_Required task_
Tally the lines below that contain "LSWI". The number is the whole answer.

_Records provided_
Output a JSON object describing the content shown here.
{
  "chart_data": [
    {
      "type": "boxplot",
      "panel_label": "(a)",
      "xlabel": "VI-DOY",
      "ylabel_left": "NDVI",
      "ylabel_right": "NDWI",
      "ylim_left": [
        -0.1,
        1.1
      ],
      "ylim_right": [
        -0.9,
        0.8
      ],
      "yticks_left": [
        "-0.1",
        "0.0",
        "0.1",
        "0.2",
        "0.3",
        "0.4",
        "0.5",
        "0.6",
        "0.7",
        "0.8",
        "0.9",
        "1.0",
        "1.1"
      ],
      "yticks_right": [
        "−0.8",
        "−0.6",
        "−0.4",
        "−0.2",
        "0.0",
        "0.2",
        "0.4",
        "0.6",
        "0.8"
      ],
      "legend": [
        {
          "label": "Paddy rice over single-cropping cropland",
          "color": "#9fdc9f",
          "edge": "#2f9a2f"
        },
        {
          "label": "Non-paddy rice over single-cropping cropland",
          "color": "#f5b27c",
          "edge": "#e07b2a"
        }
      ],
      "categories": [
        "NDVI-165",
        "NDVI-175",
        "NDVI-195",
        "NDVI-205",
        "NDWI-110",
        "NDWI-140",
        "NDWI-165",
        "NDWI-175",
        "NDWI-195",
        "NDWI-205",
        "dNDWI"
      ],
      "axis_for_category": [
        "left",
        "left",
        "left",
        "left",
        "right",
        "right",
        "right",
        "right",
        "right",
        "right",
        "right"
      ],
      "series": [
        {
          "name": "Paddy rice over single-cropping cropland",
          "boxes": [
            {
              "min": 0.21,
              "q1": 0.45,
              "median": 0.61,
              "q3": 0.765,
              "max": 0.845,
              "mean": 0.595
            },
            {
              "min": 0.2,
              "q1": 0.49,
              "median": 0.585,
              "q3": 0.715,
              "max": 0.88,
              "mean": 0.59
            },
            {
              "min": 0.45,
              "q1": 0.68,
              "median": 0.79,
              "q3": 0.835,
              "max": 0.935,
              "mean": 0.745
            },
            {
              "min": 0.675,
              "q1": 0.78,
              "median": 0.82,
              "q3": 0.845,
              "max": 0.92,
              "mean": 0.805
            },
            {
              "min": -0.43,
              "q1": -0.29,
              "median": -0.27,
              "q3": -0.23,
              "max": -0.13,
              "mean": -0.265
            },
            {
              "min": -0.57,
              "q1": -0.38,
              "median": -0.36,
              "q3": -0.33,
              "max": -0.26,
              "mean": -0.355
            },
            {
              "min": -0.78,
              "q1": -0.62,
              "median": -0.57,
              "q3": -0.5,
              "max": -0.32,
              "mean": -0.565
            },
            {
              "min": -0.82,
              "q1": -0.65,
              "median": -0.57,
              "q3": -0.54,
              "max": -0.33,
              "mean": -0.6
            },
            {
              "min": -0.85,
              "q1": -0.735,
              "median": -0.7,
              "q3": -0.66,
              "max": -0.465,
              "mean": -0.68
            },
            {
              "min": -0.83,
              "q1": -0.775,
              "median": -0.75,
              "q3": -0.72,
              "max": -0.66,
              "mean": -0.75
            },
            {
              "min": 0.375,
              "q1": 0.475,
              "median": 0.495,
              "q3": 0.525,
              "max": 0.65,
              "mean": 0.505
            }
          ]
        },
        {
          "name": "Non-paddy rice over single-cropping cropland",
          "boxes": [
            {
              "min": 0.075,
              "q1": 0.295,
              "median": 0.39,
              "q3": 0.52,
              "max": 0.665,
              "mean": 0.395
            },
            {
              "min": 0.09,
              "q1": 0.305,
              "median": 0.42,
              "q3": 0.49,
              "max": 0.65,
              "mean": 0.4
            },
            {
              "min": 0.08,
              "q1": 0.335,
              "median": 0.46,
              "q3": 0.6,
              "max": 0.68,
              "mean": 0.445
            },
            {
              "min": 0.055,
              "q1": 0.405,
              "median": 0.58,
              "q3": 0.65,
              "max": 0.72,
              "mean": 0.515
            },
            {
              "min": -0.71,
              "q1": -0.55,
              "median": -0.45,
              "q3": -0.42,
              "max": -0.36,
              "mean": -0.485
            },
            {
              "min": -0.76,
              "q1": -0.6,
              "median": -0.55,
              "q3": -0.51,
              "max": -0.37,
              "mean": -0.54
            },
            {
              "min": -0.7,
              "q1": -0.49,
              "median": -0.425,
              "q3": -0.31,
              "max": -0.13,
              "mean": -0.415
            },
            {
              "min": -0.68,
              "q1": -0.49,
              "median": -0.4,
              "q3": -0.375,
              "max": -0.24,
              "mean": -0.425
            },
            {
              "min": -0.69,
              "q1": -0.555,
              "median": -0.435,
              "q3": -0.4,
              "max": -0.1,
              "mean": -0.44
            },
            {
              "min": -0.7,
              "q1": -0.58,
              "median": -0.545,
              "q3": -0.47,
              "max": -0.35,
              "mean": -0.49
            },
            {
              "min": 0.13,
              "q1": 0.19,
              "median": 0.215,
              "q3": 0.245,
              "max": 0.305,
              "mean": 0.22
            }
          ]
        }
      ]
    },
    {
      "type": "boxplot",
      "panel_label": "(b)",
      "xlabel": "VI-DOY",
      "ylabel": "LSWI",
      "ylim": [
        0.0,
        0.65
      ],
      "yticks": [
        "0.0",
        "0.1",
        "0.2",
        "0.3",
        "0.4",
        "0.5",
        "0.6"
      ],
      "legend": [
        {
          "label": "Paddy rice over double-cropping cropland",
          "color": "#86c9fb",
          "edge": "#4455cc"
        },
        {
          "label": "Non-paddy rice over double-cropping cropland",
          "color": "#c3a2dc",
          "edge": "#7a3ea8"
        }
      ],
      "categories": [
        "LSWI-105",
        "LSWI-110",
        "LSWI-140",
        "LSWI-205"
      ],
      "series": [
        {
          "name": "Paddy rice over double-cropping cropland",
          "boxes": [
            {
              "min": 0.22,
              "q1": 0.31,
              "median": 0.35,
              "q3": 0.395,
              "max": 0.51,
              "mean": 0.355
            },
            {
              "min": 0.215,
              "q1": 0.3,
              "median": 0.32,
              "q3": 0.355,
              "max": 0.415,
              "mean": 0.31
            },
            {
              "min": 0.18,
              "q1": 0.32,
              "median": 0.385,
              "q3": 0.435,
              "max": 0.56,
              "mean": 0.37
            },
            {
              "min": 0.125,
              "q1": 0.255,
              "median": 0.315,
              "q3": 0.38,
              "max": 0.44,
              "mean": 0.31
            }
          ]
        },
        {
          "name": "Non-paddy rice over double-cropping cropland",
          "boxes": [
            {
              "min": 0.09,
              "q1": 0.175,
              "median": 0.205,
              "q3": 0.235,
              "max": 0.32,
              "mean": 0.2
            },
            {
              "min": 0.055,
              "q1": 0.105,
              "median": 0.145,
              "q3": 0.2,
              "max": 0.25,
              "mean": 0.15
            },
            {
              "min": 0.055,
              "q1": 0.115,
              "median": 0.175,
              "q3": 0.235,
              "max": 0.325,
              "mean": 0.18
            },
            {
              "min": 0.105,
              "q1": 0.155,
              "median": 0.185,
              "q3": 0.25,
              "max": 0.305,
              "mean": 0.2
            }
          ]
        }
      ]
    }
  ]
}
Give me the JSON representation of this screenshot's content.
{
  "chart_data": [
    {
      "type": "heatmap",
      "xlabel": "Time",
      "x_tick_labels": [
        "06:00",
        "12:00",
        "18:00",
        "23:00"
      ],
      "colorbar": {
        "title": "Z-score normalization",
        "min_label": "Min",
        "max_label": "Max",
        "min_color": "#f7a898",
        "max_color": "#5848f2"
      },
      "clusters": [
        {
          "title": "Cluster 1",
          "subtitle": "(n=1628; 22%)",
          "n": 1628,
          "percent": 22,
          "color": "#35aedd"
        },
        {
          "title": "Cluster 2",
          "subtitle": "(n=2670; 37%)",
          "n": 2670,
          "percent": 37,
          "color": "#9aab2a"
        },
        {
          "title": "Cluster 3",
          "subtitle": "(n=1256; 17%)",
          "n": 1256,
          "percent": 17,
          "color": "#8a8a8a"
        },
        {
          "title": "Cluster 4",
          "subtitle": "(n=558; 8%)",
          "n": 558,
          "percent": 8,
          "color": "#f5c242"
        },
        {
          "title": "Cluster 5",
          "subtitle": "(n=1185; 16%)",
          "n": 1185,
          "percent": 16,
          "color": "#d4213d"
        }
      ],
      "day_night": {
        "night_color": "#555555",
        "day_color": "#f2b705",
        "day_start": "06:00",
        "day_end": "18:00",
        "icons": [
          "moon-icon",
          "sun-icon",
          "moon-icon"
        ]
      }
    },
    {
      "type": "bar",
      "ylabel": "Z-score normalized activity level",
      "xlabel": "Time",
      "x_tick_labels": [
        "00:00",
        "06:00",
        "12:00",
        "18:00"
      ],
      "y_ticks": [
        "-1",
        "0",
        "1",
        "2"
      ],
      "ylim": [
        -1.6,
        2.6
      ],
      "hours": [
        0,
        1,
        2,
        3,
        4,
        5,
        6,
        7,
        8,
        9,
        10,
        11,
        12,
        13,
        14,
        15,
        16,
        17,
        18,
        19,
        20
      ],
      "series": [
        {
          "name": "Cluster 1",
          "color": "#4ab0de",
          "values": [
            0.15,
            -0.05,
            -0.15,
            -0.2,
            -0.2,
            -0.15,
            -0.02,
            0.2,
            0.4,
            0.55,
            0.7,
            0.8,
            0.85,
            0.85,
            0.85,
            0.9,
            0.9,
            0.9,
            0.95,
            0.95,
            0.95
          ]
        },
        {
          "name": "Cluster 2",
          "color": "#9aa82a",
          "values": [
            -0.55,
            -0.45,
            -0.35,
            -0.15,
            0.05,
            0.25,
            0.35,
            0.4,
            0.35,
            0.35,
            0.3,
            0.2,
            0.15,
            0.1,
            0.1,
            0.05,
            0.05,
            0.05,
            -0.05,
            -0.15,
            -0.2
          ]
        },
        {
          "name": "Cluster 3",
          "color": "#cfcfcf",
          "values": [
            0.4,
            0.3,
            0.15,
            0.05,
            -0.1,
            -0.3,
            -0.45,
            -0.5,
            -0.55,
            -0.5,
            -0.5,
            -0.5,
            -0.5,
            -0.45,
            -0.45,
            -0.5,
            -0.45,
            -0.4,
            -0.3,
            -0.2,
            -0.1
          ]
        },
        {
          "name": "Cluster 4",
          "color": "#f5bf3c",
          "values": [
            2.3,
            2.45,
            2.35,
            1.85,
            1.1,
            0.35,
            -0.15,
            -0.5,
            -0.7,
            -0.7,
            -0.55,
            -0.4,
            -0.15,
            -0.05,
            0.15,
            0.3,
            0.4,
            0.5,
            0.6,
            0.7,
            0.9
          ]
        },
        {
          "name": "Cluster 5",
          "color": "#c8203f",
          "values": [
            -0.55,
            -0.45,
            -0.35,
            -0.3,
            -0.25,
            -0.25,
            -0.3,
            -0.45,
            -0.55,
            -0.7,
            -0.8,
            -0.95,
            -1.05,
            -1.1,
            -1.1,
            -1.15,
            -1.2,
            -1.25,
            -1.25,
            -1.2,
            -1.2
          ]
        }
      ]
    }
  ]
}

_Final result_
5